Directions for this task: Pick out each line in these entries that contains the string "title".

Records contained in a dataset:
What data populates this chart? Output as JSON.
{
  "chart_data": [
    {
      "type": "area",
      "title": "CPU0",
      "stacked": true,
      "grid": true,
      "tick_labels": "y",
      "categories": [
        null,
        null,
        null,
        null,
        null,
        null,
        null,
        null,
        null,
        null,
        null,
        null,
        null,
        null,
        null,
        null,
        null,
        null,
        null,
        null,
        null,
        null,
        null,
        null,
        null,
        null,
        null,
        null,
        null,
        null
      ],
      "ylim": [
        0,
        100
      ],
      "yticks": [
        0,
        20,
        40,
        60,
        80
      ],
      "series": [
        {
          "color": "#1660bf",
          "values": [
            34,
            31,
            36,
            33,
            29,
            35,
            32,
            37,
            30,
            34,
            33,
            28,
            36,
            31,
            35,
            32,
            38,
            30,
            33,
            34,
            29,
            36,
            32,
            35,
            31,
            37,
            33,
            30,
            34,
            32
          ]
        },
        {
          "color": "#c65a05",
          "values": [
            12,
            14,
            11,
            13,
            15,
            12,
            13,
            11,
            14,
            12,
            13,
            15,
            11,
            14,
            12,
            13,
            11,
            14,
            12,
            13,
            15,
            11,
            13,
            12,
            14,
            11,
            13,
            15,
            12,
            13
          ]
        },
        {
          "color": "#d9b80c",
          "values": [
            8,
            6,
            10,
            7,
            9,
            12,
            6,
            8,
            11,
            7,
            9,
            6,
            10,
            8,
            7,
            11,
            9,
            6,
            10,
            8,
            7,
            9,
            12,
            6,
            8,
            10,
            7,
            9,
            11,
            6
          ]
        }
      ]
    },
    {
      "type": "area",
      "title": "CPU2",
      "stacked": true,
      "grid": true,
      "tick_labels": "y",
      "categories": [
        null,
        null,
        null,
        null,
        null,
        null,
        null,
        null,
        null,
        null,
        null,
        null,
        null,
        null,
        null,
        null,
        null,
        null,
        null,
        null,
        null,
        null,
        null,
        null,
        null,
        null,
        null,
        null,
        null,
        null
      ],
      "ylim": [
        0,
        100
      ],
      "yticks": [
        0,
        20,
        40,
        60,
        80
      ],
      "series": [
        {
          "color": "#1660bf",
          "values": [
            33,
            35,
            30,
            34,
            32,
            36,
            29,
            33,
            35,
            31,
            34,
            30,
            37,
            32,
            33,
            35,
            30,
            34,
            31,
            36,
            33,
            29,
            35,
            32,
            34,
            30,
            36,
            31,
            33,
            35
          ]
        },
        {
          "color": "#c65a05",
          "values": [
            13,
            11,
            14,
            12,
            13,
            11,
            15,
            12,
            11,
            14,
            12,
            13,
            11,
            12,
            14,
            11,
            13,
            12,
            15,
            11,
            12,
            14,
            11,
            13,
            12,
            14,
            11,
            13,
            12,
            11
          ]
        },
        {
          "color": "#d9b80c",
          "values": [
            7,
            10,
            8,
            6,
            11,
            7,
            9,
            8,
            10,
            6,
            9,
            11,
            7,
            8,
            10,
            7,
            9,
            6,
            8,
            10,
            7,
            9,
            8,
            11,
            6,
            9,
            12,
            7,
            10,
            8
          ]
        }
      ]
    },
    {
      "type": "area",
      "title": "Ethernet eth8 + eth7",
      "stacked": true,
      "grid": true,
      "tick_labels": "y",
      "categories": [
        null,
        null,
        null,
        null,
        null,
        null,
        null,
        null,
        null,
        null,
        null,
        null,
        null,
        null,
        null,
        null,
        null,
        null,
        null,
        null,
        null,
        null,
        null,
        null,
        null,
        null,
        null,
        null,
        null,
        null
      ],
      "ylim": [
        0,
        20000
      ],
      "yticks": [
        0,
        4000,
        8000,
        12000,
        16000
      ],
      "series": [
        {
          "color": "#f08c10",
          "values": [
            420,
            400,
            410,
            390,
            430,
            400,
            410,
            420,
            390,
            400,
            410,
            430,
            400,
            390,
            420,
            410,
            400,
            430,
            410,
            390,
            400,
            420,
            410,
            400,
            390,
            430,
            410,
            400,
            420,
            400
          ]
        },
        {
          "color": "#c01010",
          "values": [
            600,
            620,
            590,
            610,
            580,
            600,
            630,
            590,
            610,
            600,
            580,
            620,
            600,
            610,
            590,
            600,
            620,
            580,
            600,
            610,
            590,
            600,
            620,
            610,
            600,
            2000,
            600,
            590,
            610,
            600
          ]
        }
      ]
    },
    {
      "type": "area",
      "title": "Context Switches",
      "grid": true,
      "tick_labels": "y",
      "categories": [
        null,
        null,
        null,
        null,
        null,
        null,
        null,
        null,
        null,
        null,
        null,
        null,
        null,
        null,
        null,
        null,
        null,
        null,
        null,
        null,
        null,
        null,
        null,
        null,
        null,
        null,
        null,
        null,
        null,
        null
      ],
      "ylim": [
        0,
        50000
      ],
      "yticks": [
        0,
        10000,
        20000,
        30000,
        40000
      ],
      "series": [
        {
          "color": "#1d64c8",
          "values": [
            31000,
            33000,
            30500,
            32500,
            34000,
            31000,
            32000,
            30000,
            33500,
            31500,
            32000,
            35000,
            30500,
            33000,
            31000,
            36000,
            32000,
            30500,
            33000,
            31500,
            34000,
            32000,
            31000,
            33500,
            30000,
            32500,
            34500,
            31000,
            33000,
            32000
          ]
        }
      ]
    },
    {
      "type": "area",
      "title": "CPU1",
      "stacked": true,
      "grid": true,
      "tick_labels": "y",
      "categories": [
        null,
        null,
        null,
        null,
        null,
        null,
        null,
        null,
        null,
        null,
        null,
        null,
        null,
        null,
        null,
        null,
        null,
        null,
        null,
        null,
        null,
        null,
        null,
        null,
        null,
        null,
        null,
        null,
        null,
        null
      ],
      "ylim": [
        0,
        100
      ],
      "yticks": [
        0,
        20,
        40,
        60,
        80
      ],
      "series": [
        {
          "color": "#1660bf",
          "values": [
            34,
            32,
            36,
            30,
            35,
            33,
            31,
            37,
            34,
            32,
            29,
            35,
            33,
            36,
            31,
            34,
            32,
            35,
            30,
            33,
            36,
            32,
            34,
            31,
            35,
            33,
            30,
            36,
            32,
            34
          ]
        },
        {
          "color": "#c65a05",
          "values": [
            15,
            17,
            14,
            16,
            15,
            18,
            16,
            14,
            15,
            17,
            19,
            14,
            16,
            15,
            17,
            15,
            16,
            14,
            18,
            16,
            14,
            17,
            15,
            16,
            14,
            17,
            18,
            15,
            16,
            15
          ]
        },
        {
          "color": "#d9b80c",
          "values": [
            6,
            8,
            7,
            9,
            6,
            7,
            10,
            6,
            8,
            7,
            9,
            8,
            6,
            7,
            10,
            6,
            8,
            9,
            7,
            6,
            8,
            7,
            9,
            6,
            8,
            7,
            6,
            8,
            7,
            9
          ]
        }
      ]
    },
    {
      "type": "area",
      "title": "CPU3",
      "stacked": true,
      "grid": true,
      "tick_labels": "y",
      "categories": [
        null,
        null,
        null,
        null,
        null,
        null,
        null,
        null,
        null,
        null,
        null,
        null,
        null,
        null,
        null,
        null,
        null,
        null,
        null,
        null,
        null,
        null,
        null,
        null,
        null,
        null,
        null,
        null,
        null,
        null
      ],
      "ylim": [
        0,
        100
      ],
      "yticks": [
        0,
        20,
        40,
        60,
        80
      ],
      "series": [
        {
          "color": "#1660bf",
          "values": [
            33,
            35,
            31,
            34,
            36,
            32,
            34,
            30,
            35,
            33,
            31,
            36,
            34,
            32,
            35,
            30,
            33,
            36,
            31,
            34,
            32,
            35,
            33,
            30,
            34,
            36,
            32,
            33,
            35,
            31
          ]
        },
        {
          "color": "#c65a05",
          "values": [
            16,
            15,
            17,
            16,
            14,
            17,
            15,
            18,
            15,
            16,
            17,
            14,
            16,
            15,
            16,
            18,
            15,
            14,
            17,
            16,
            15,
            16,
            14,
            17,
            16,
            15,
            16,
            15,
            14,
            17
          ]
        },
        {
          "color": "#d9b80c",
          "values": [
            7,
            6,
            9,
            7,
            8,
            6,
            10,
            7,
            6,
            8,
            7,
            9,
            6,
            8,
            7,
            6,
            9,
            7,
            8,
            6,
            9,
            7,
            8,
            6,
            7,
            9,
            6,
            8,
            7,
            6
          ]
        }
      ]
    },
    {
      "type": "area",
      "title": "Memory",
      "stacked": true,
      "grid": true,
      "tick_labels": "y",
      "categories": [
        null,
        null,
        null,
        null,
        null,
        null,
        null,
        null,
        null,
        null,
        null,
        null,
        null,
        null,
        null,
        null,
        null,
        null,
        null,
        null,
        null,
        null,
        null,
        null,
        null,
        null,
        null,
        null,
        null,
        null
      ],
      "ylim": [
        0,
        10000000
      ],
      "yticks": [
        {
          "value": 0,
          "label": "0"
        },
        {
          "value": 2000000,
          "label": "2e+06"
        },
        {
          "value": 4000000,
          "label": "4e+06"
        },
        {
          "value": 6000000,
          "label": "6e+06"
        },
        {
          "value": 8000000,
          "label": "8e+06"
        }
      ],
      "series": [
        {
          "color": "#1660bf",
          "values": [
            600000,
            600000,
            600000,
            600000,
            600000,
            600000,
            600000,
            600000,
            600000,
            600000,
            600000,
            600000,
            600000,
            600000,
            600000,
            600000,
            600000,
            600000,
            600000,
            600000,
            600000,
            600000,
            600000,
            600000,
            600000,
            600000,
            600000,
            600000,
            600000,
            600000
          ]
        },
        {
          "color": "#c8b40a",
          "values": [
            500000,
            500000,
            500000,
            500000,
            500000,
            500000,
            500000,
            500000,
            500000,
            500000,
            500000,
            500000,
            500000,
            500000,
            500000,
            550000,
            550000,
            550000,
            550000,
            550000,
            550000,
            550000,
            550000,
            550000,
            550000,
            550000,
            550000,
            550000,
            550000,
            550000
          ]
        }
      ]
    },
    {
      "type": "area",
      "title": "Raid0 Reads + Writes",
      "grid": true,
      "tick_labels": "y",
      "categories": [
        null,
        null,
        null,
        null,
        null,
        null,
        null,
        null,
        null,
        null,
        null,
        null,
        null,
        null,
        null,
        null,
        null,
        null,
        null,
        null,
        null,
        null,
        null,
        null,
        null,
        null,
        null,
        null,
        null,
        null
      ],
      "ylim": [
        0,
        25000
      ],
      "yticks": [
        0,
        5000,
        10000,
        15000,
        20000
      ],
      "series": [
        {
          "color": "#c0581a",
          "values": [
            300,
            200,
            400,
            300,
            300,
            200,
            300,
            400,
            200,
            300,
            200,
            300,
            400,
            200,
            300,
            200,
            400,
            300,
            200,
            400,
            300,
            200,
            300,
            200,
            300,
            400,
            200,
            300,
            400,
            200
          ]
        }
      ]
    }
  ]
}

The completed task:
      "title": "CPU0",
      "title": "CPU2",
      "title": "Ethernet eth8 + eth7",
      "title": "Context Switches",
      "title": "CPU1",
      "title": "CPU3",
      "title": "Memory",
      "title": "Raid0 Reads + Writes",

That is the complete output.